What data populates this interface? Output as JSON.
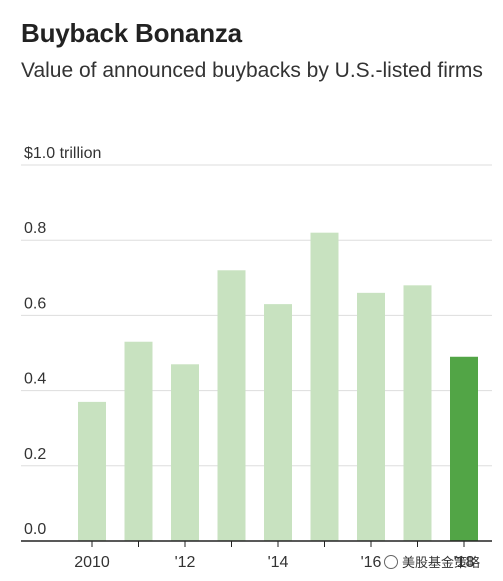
{
  "chart_data": {
    "type": "bar",
    "title": "Buyback Bonanza",
    "subtitle": "Value of announced buybacks by U.S.-listed firms",
    "categories": [
      "2010",
      "2011",
      "2012",
      "2013",
      "2014",
      "2015",
      "2016",
      "2017",
      "2018"
    ],
    "x_tick_labels": [
      "2010",
      "",
      "'12",
      "",
      "'14",
      "",
      "'16",
      "",
      "'18"
    ],
    "values": [
      0.37,
      0.53,
      0.47,
      0.72,
      0.63,
      0.82,
      0.66,
      0.68,
      0.49
    ],
    "y_tick_labels": [
      "0.0",
      "0.2",
      "0.4",
      "0.6",
      "0.8",
      "$1.0 trillion"
    ],
    "y_ticks": [
      0.0,
      0.2,
      0.4,
      0.6,
      0.8,
      1.0
    ],
    "ylim": [
      0,
      1.0
    ],
    "xlabel": "",
    "ylabel": "",
    "grid": true,
    "colors": {
      "bar": "#c8e2c0",
      "bar_highlight": "#52a546",
      "grid": "#dddddd",
      "axis": "#222222"
    },
    "highlight_index": 8
  },
  "watermark": {
    "text": "美股基金策略"
  }
}
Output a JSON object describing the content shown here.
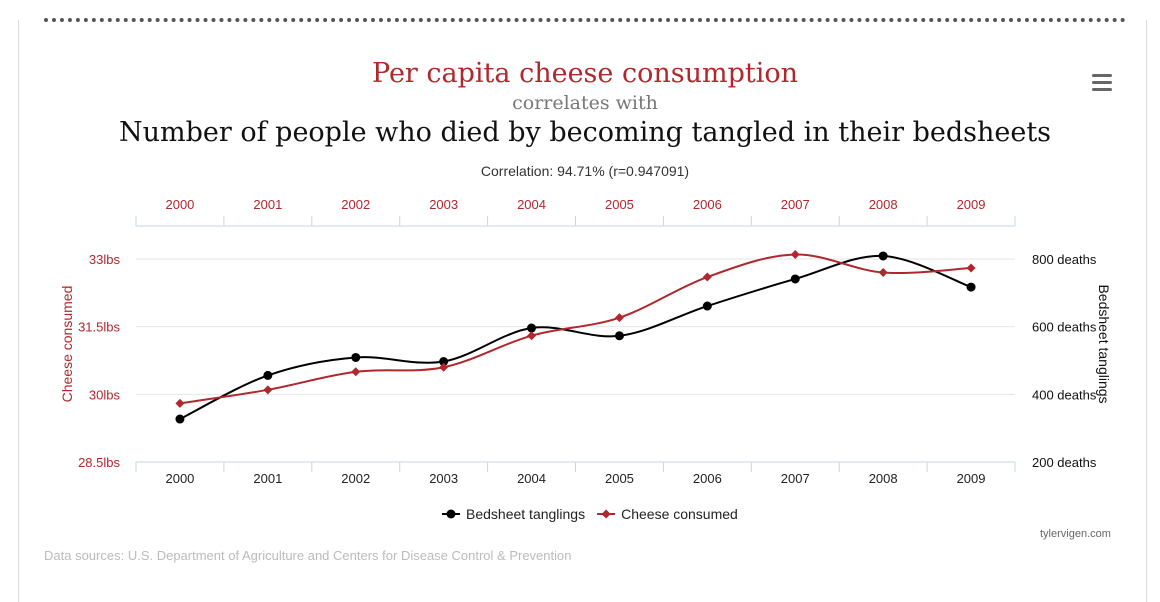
{
  "page": {
    "title": "Per capita cheese consumption",
    "connector": "correlates with",
    "subtitle": "Number of people who died by becoming tangled in their bedsheets",
    "correlation": "Correlation: 94.71% (r=0.947091)",
    "credit": "tylervigen.com",
    "sources": "Data sources: U.S. Department of Agriculture and Centers for Disease Control & Prevention",
    "menu_icon": "hamburger-menu-icon"
  },
  "chart_data": {
    "type": "line",
    "categories": [
      "2000",
      "2001",
      "2002",
      "2003",
      "2004",
      "2005",
      "2006",
      "2007",
      "2008",
      "2009"
    ],
    "series": [
      {
        "name": "Bedsheet tanglings",
        "axis": "right",
        "color": "#000000",
        "marker": "circle",
        "values": [
          327,
          456,
          509,
          497,
          596,
          573,
          661,
          741,
          809,
          717
        ]
      },
      {
        "name": "Cheese consumed",
        "axis": "left",
        "color": "#b0282e",
        "marker": "diamond",
        "values": [
          29.8,
          30.1,
          30.5,
          30.6,
          31.3,
          31.7,
          32.6,
          33.1,
          32.7,
          32.8
        ]
      }
    ],
    "left_axis": {
      "label": "Cheese consumed",
      "range": [
        28.5,
        33
      ],
      "ticks": [
        28.5,
        30,
        31.5,
        33
      ],
      "tick_labels": [
        "28.5lbs",
        "30lbs",
        "31.5lbs",
        "33lbs"
      ],
      "color": "#b0282e"
    },
    "right_axis": {
      "label": "Bedsheet tanglings",
      "range": [
        200,
        800
      ],
      "ticks": [
        200,
        400,
        600,
        800
      ],
      "tick_labels": [
        "200 deaths",
        "400 deaths",
        "600 deaths",
        "800 deaths"
      ],
      "color": "#111111"
    },
    "top_axis_color": "#b0282e",
    "grid": true,
    "legend_position": "bottom-center"
  }
}
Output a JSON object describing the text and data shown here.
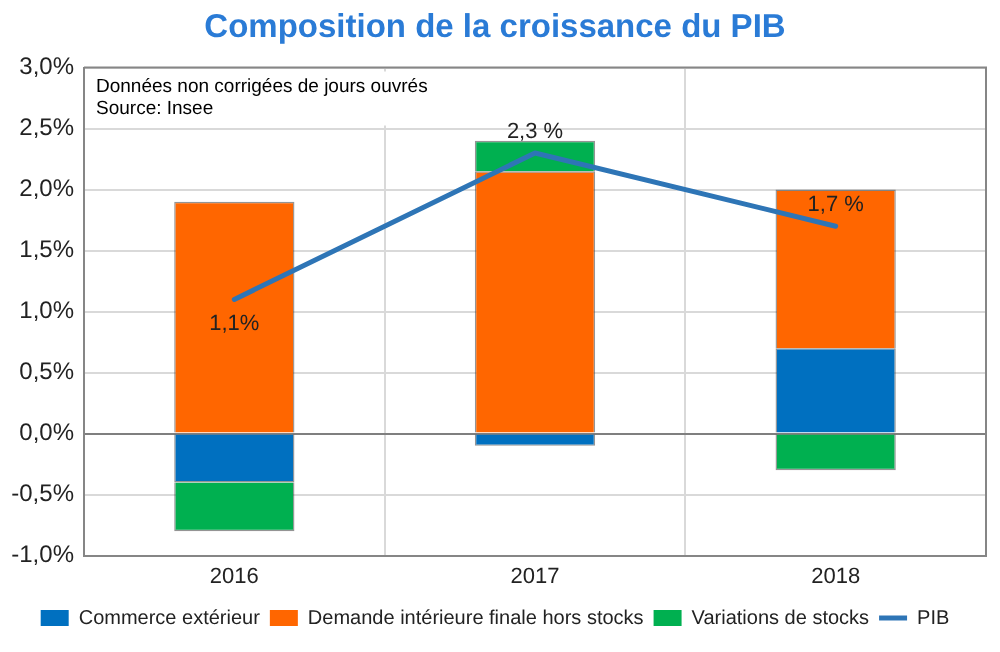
{
  "chart_data": {
    "type": "bar",
    "title": "Composition de la croissance du PIB",
    "categories": [
      "2016",
      "2017",
      "2018"
    ],
    "stacked": true,
    "series": [
      {
        "name": "Commerce extérieur",
        "color": "#0070c0",
        "values": [
          -0.4,
          -0.1,
          0.7
        ]
      },
      {
        "name": "Demande intérieure finale hors stocks",
        "color": "#ff6600",
        "values": [
          1.9,
          2.15,
          1.3
        ]
      },
      {
        "name": "Variations de stocks",
        "color": "#00b050",
        "values": [
          -0.4,
          0.25,
          -0.3
        ]
      },
      {
        "name": "PIB",
        "type": "line",
        "color": "#2e75b6",
        "values": [
          1.1,
          2.3,
          1.7
        ],
        "value_labels": [
          "1,1%",
          "2,3 %",
          "1,7 %"
        ]
      }
    ],
    "ylim": [
      -1,
      3
    ],
    "yticks": [
      {
        "value": -1,
        "label": "-1,0%"
      },
      {
        "value": -0.5,
        "label": "-0,5%"
      },
      {
        "value": 0,
        "label": "0,0%"
      },
      {
        "value": 0.5,
        "label": "0,5%"
      },
      {
        "value": 1,
        "label": "1,0%"
      },
      {
        "value": 1.5,
        "label": "1,5%"
      },
      {
        "value": 2,
        "label": "2,0%"
      },
      {
        "value": 2.5,
        "label": "2,5%"
      },
      {
        "value": 3,
        "label": "3,0%"
      }
    ],
    "grid": true,
    "legend": "bottom",
    "annotations": [
      "Données non corrigées de jours ouvrés",
      "Source: Insee"
    ]
  }
}
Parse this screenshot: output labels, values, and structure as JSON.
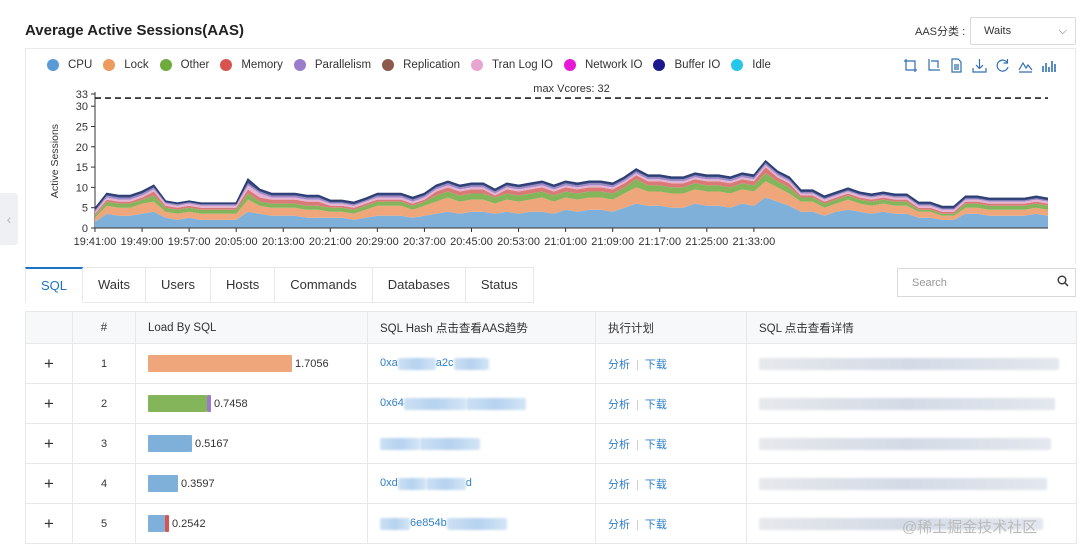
{
  "panel": {
    "title": "Average Active Sessions(AAS)",
    "aas_label": "AAS分类 :",
    "aas_selected": "Waits"
  },
  "legend": [
    {
      "name": "CPU",
      "color": "#5b9bd5"
    },
    {
      "name": "Lock",
      "color": "#ed9a5f"
    },
    {
      "name": "Other",
      "color": "#6eab3c"
    },
    {
      "name": "Memory",
      "color": "#d9534f"
    },
    {
      "name": "Parallelism",
      "color": "#9a7cc9"
    },
    {
      "name": "Replication",
      "color": "#8b5a4a"
    },
    {
      "name": "Tran Log IO",
      "color": "#e7a6cf"
    },
    {
      "name": "Network IO",
      "color": "#e619d6"
    },
    {
      "name": "Buffer IO",
      "color": "#1a1a8c"
    },
    {
      "name": "Idle",
      "color": "#26c6e8"
    }
  ],
  "toolbox": [
    "zoom-icon",
    "zoom-reset-icon",
    "data-view-icon",
    "download-icon",
    "refresh-icon",
    "line-chart-icon",
    "bar-chart-icon"
  ],
  "chart_data": {
    "type": "area",
    "ylabel": "Active Sessions",
    "ylim": [
      0,
      33
    ],
    "yticks": [
      0,
      5,
      10,
      15,
      20,
      25,
      30,
      33
    ],
    "max_line": {
      "value": 32,
      "label": "max Vcores: 32"
    },
    "xticks": [
      "19:41:00",
      "19:49:00",
      "19:57:00",
      "20:05:00",
      "20:13:00",
      "20:21:00",
      "20:29:00",
      "20:37:00",
      "20:45:00",
      "20:53:00",
      "21:01:00",
      "21:09:00",
      "21:17:00",
      "21:25:00",
      "21:33:00"
    ],
    "x_start_minute": 0,
    "x_step_minutes": 2,
    "series": [
      {
        "name": "CPU",
        "color": "#7fb0d9",
        "values": [
          1.5,
          3.5,
          3,
          3,
          3.5,
          4,
          2.5,
          2,
          2.5,
          2,
          2,
          2,
          2,
          4,
          3.5,
          3,
          3,
          3,
          2.5,
          2.5,
          2.5,
          2.5,
          2,
          2.5,
          3,
          3,
          3,
          2.5,
          3,
          3.5,
          4,
          3.5,
          4,
          4,
          3.5,
          4,
          3.5,
          4,
          4,
          3.5,
          4.5,
          4,
          4.5,
          4.5,
          4,
          5,
          6,
          5.5,
          5.5,
          5,
          5,
          6,
          5.5,
          5.5,
          5,
          6,
          5.5,
          7.5,
          6.5,
          5.5,
          4,
          4,
          3,
          4,
          4.5,
          4,
          3.5,
          4,
          3.5,
          3.5,
          2.5,
          2.5,
          2,
          2,
          3.5,
          3.5,
          3,
          3,
          3,
          3,
          3.5,
          3
        ]
      },
      {
        "name": "Lock",
        "color": "#eea67a",
        "values": [
          1,
          2,
          2,
          2,
          2.5,
          2.5,
          1.5,
          1.5,
          1.5,
          1.5,
          1.5,
          1.5,
          1.5,
          3,
          2,
          2,
          2,
          2,
          2,
          2,
          1.5,
          1.5,
          1.5,
          2,
          2.5,
          2.5,
          2.5,
          2,
          2.5,
          3,
          3.5,
          3,
          3,
          3,
          2.5,
          3,
          3,
          3,
          3.5,
          3,
          3,
          3,
          3,
          3,
          3,
          3.5,
          4,
          3.5,
          3.5,
          3.5,
          3.5,
          3.5,
          3.5,
          3.5,
          3.5,
          3.5,
          3.5,
          4,
          3.5,
          3,
          2.5,
          2.5,
          2,
          2,
          2.5,
          2,
          2,
          2,
          2,
          2,
          1.5,
          1.5,
          1,
          1,
          1.5,
          1.5,
          1.5,
          1.5,
          1.5,
          1.5,
          1.5,
          1.5
        ]
      },
      {
        "name": "Other",
        "color": "#84b55a",
        "values": [
          0.5,
          1,
          1,
          1,
          1,
          1.5,
          1,
          1,
          1,
          1,
          1,
          1,
          1,
          1.5,
          1,
          1,
          1,
          1,
          1,
          1,
          1,
          1,
          1,
          1,
          1,
          1,
          1,
          1,
          1,
          1.5,
          1.5,
          1.5,
          1.5,
          1.5,
          1.5,
          1.5,
          1.5,
          1.5,
          1.5,
          1.5,
          1.5,
          1.5,
          1.5,
          1.5,
          1.5,
          1.5,
          2,
          1.5,
          1.5,
          1.5,
          1.5,
          1.5,
          1.5,
          1.5,
          1.5,
          1.5,
          1.5,
          2,
          1.5,
          1.5,
          1,
          1,
          1,
          1,
          1,
          1,
          1,
          1,
          1,
          1,
          0.5,
          0.5,
          0.5,
          0.5,
          1,
          1,
          1,
          1,
          1,
          1,
          1,
          1
        ]
      },
      {
        "name": "Memory",
        "color": "#d97a76",
        "values": [
          0.5,
          0.5,
          0.5,
          0.5,
          0.5,
          1,
          0.5,
          0.5,
          0.5,
          0.5,
          0.5,
          0.5,
          0.5,
          1,
          1,
          1,
          1,
          1,
          1,
          1,
          0.5,
          0.5,
          0.5,
          0.5,
          0.5,
          0.5,
          0.5,
          0.5,
          0.5,
          1,
          1,
          1,
          1,
          1,
          0.5,
          1,
          1,
          1,
          1,
          1,
          1,
          1,
          1,
          1,
          1,
          1,
          1,
          1,
          1,
          1,
          1,
          1,
          1,
          1,
          1,
          1,
          1,
          1.5,
          1,
          1,
          0.5,
          0.5,
          0.5,
          0.5,
          0.5,
          0.5,
          0.5,
          0.5,
          0.5,
          0.5,
          0.5,
          0.5,
          0.5,
          0.5,
          0.5,
          0.5,
          0.5,
          0.5,
          0.5,
          0.5,
          0.5,
          0.5
        ]
      },
      {
        "name": "Tran Log IO",
        "color": "#e6b3d4",
        "values": [
          0.5,
          0.5,
          0.5,
          0.5,
          0.5,
          0.5,
          0.5,
          0.5,
          0.5,
          0.5,
          0.5,
          0.5,
          0.5,
          1,
          1,
          0.5,
          0.5,
          0.5,
          0.5,
          0.5,
          0.5,
          0.5,
          0.5,
          0.5,
          0.5,
          0.5,
          0.5,
          0.5,
          0.5,
          0.5,
          0.5,
          0.5,
          0.5,
          0.5,
          0.5,
          0.5,
          0.5,
          0.5,
          0.5,
          0.5,
          0.5,
          0.5,
          0.5,
          0.5,
          0.5,
          0.5,
          0.5,
          0.5,
          0.5,
          0.5,
          0.5,
          0.5,
          0.5,
          0.5,
          0.5,
          0.5,
          0.5,
          0.5,
          0.5,
          0.5,
          0.5,
          0.5,
          0.5,
          0.5,
          0.5,
          0.5,
          0.5,
          0.5,
          0.5,
          0.5,
          0.5,
          0.5,
          0.5,
          0.5,
          0.5,
          0.5,
          0.5,
          0.5,
          0.5,
          0.5,
          0.5,
          0.5
        ]
      },
      {
        "name": "Parallelism",
        "color": "#9c8bc7",
        "values": [
          0.3,
          0.5,
          0.5,
          0.5,
          0.5,
          0.5,
          0.3,
          0.3,
          0.3,
          0.3,
          0.3,
          0.3,
          0.3,
          0.5,
          0.5,
          0.5,
          0.5,
          0.5,
          0.5,
          0.5,
          0.3,
          0.3,
          0.3,
          0.3,
          0.5,
          0.5,
          0.5,
          0.5,
          0.5,
          0.5,
          0.5,
          0.5,
          0.5,
          0.5,
          0.5,
          0.5,
          0.5,
          0.5,
          0.5,
          0.5,
          0.5,
          0.5,
          0.5,
          0.5,
          0.5,
          0.5,
          0.5,
          0.5,
          0.5,
          0.5,
          0.5,
          0.5,
          0.5,
          0.5,
          0.5,
          0.5,
          0.5,
          0.5,
          0.5,
          0.5,
          0.3,
          0.3,
          0.3,
          0.3,
          0.3,
          0.3,
          0.3,
          0.3,
          0.3,
          0.3,
          0.3,
          0.3,
          0.3,
          0.3,
          0.3,
          0.3,
          0.3,
          0.3,
          0.3,
          0.3,
          0.3,
          0.3
        ]
      },
      {
        "name": "Buffer IO",
        "color": "#3a4a82",
        "values": [
          0.5,
          0.5,
          0.5,
          0.5,
          0.5,
          0.5,
          0.3,
          0.3,
          0.3,
          0.3,
          0.3,
          0.3,
          0.3,
          1,
          0.5,
          0.5,
          0.5,
          0.5,
          0.5,
          0.5,
          0.5,
          0.5,
          0.5,
          0.5,
          0.5,
          0.5,
          0.5,
          0.5,
          0.5,
          0.5,
          0.5,
          0.5,
          0.5,
          0.5,
          0.5,
          0.5,
          0.5,
          0.5,
          0.5,
          0.5,
          0.5,
          0.5,
          0.5,
          0.5,
          0.5,
          0.5,
          0.5,
          0.5,
          0.5,
          0.5,
          0.5,
          0.5,
          0.5,
          0.5,
          0.5,
          0.5,
          0.5,
          0.5,
          0.5,
          0.5,
          0.5,
          0.5,
          0.5,
          0.5,
          0.5,
          0.5,
          0.5,
          0.5,
          0.5,
          0.5,
          0.5,
          0.5,
          0.5,
          0.5,
          0.5,
          0.5,
          0.5,
          0.5,
          0.5,
          0.5,
          0.5,
          0.5
        ]
      }
    ]
  },
  "tabs": [
    "SQL",
    "Waits",
    "Users",
    "Hosts",
    "Commands",
    "Databases",
    "Status"
  ],
  "search": {
    "placeholder": "Search"
  },
  "table": {
    "headers": [
      "",
      "#",
      "Load By SQL",
      "SQL Hash 点击查看AAS趋势",
      "执行计划",
      "SQL 点击查看详情"
    ],
    "action_analyze": "分析",
    "action_download": "下载",
    "rows": [
      {
        "num": "1",
        "load": "1.7056",
        "load_fraction": 1.0,
        "colors": [
          "#eea67a"
        ],
        "hash_prefix": "0xa",
        "hash_mid": "a2c",
        "hash_suffix": ""
      },
      {
        "num": "2",
        "load": "0.7458",
        "load_fraction": 0.437,
        "colors": [
          "#84b55a",
          "#9a7cc9"
        ],
        "hash_prefix": "0x64",
        "hash_mid": "",
        "hash_suffix": ""
      },
      {
        "num": "3",
        "load": "0.5167",
        "load_fraction": 0.303,
        "colors": [
          "#7fb0d9"
        ],
        "hash_prefix": "",
        "hash_mid": "",
        "hash_suffix": ""
      },
      {
        "num": "4",
        "load": "0.3597",
        "load_fraction": 0.211,
        "colors": [
          "#7fb0d9"
        ],
        "hash_prefix": "0xd",
        "hash_mid": "",
        "hash_suffix": "d"
      },
      {
        "num": "5",
        "load": "0.2542",
        "load_fraction": 0.149,
        "colors": [
          "#7fb0d9",
          "#d9534f"
        ],
        "hash_prefix": "",
        "hash_mid": "6e854b",
        "hash_suffix": ""
      }
    ]
  },
  "watermark": "@稀土掘金技术社区"
}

**EXERCISE OBJECTIVE**
Extract every line from the records above that contains the word "JSON".

**RESPONSE TO THE TASK**
What data populates this interface? Output as JSON.
Output a JSON object describing the content shown here.
Output a JSON object describing the text and data shown here.
Parse this screenshot: output labels, values, and structure as JSON.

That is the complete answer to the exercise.